■ Exercise: Copy every row below without changing anything.

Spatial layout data
------------------------------------

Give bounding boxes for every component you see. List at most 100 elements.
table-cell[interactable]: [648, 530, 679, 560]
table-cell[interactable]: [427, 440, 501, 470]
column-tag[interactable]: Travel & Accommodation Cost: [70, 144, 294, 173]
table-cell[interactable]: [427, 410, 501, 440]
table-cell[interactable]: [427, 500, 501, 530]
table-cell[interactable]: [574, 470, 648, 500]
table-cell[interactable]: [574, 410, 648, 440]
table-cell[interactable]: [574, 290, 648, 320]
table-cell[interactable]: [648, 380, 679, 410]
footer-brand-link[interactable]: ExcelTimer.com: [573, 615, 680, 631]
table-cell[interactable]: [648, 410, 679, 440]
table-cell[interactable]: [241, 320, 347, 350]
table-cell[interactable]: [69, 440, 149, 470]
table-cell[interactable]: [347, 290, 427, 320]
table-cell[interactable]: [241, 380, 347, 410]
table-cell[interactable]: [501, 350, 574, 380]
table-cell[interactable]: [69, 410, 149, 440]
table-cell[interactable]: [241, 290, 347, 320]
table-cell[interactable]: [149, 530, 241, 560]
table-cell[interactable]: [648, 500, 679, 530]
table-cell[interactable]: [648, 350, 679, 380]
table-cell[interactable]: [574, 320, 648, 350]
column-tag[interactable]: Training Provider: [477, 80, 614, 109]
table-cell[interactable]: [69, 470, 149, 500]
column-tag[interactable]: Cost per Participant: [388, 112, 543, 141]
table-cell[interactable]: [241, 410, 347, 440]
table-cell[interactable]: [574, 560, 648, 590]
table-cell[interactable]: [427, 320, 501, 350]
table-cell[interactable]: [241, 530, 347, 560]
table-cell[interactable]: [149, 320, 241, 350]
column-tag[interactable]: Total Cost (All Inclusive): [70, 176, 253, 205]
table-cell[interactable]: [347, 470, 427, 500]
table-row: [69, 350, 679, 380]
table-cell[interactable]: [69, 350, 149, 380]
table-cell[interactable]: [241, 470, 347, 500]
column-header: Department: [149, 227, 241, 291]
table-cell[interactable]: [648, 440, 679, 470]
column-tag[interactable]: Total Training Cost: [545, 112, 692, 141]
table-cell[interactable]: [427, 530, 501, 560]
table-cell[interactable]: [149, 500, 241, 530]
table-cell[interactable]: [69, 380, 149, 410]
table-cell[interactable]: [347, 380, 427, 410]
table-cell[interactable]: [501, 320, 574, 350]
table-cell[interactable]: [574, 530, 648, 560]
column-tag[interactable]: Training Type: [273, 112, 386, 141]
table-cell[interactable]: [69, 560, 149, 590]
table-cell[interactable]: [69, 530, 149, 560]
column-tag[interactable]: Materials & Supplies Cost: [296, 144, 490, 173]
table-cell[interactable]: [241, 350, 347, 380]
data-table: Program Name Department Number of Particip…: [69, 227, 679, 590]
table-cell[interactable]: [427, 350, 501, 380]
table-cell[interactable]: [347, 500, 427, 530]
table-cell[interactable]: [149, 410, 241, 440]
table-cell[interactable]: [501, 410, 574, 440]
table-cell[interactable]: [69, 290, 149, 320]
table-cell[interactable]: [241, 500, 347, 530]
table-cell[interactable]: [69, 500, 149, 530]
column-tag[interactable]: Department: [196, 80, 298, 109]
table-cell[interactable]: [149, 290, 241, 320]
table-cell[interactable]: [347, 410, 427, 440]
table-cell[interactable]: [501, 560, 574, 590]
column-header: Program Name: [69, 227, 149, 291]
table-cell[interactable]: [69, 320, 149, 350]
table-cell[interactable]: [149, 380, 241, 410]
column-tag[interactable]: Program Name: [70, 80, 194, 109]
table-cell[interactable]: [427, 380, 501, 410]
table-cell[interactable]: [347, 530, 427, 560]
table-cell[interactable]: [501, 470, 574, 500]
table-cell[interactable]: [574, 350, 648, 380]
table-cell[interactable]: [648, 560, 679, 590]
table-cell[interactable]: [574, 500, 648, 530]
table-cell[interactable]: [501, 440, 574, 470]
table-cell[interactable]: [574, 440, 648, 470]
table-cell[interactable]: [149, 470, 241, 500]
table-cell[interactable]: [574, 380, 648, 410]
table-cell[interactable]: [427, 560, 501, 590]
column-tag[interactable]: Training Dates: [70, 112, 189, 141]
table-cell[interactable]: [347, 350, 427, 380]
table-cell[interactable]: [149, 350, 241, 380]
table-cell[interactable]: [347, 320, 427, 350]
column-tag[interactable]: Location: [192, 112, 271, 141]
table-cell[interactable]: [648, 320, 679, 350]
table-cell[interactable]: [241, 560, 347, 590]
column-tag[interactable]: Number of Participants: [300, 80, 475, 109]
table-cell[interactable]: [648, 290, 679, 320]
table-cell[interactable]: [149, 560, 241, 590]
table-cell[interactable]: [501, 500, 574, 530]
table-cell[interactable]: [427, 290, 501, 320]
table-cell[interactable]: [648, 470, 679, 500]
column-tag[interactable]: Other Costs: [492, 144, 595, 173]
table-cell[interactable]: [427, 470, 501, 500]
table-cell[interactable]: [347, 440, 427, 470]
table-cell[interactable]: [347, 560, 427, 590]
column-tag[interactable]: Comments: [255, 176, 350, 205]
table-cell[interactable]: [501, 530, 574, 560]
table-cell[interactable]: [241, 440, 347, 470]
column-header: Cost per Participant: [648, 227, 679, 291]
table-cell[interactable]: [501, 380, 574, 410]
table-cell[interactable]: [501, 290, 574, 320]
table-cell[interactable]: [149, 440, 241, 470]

------------------------------------

■ Written answer:
Give bounding boxes for every component you see. List at most 100 elements.
table-cell[interactable]: [648, 530, 679, 560]
table-cell[interactable]: [427, 440, 501, 470]
column-tag[interactable]: Travel & Accommodation Cost: [70, 144, 294, 173]
table-cell[interactable]: [427, 410, 501, 440]
table-cell[interactable]: [427, 500, 501, 530]
table-cell[interactable]: [574, 470, 648, 500]
table-cell[interactable]: [574, 410, 648, 440]
table-cell[interactable]: [574, 290, 648, 320]
table-cell[interactable]: [648, 380, 679, 410]
footer-brand-link[interactable]: ExcelTimer.com: [573, 615, 680, 631]
table-cell[interactable]: [648, 410, 679, 440]
table-cell[interactable]: [241, 320, 347, 350]
table-cell[interactable]: [69, 440, 149, 470]
table-cell[interactable]: [347, 290, 427, 320]
table-cell[interactable]: [241, 380, 347, 410]
table-cell[interactable]: [501, 350, 574, 380]
table-cell[interactable]: [69, 410, 149, 440]
table-cell[interactable]: [241, 290, 347, 320]
table-cell[interactable]: [149, 530, 241, 560]
table-cell[interactable]: [648, 500, 679, 530]
table-cell[interactable]: [648, 350, 679, 380]
table-cell[interactable]: [574, 320, 648, 350]
column-tag[interactable]: Training Provider: [477, 80, 614, 109]
table-cell[interactable]: [69, 470, 149, 500]
column-tag[interactable]: Cost per Participant: [388, 112, 543, 141]
table-cell[interactable]: [241, 410, 347, 440]
table-cell[interactable]: [574, 560, 648, 590]
table-cell[interactable]: [427, 320, 501, 350]
table-cell[interactable]: [241, 530, 347, 560]
table-cell[interactable]: [149, 320, 241, 350]
column-tag[interactable]: Total Cost (All Inclusive): [70, 176, 253, 205]
table-cell[interactable]: [347, 470, 427, 500]
table-row: [69, 350, 679, 380]
table-cell[interactable]: [69, 350, 149, 380]
table-cell[interactable]: [241, 470, 347, 500]
column-header: Department: [149, 227, 241, 291]
table-cell[interactable]: [648, 440, 679, 470]
column-tag[interactable]: Total Training Cost: [545, 112, 692, 141]
table-cell[interactable]: [427, 530, 501, 560]
table-cell[interactable]: [149, 500, 241, 530]
table-cell[interactable]: [69, 380, 149, 410]
table-cell[interactable]: [347, 380, 427, 410]
table-cell[interactable]: [501, 320, 574, 350]
table-cell[interactable]: [574, 530, 648, 560]
column-tag[interactable]: Training Type: [273, 112, 386, 141]
table-cell[interactable]: [69, 560, 149, 590]
table-cell[interactable]: [69, 530, 149, 560]
column-tag[interactable]: Materials & Supplies Cost: [296, 144, 490, 173]
table-cell[interactable]: [241, 350, 347, 380]
data-table: Program Name Department Number of Particip…: [69, 227, 679, 590]
table-cell[interactable]: [427, 350, 501, 380]
table-cell[interactable]: [347, 500, 427, 530]
table-cell[interactable]: [149, 410, 241, 440]
table-cell[interactable]: [501, 410, 574, 440]
table-cell[interactable]: [69, 290, 149, 320]
table-cell[interactable]: [241, 500, 347, 530]
table-cell[interactable]: [69, 500, 149, 530]
column-tag[interactable]: Department: [196, 80, 298, 109]
table-cell[interactable]: [149, 290, 241, 320]
table-cell[interactable]: [347, 410, 427, 440]
table-cell[interactable]: [501, 560, 574, 590]
column-header: Program Name: [69, 227, 149, 291]
table-cell[interactable]: [69, 320, 149, 350]
table-cell[interactable]: [149, 380, 241, 410]
column-tag[interactable]: Program Name: [70, 80, 194, 109]
table-cell[interactable]: [427, 380, 501, 410]
table-cell[interactable]: [347, 530, 427, 560]
table-cell[interactable]: [501, 470, 574, 500]
table-cell[interactable]: [574, 350, 648, 380]
table-cell[interactable]: [648, 560, 679, 590]
table-cell[interactable]: [574, 500, 648, 530]
table-cell[interactable]: [501, 440, 574, 470]
table-cell[interactable]: [574, 440, 648, 470]
table-cell[interactable]: [149, 470, 241, 500]
table-cell[interactable]: [574, 380, 648, 410]
table-cell[interactable]: [427, 560, 501, 590]
column-tag[interactable]: Training Dates: [70, 112, 189, 141]
table-cell[interactable]: [347, 350, 427, 380]
table-cell[interactable]: [149, 350, 241, 380]
table-cell[interactable]: [347, 320, 427, 350]
column-tag[interactable]: Location: [192, 112, 271, 141]
table-cell[interactable]: [648, 320, 679, 350]
table-cell[interactable]: [241, 560, 347, 590]
column-tag[interactable]: Number of Participants: [300, 80, 475, 109]
table-cell[interactable]: [648, 290, 679, 320]
table-cell[interactable]: [149, 560, 241, 590]
table-cell[interactable]: [501, 500, 574, 530]
table-cell[interactable]: [427, 290, 501, 320]
table-cell[interactable]: [648, 470, 679, 500]
column-tag[interactable]: Other Costs: [492, 144, 595, 173]
table-cell[interactable]: [427, 470, 501, 500]
table-cell[interactable]: [347, 440, 427, 470]
table-cell[interactable]: [347, 560, 427, 590]
column-tag[interactable]: Comments: [255, 176, 350, 205]
table-cell[interactable]: [501, 530, 574, 560]
table-cell[interactable]: [241, 440, 347, 470]
column-header: Cost per Participant: [648, 227, 679, 291]
table-cell[interactable]: [501, 380, 574, 410]
table-cell[interactable]: [501, 290, 574, 320]
table-cell[interactable]: [149, 440, 241, 470]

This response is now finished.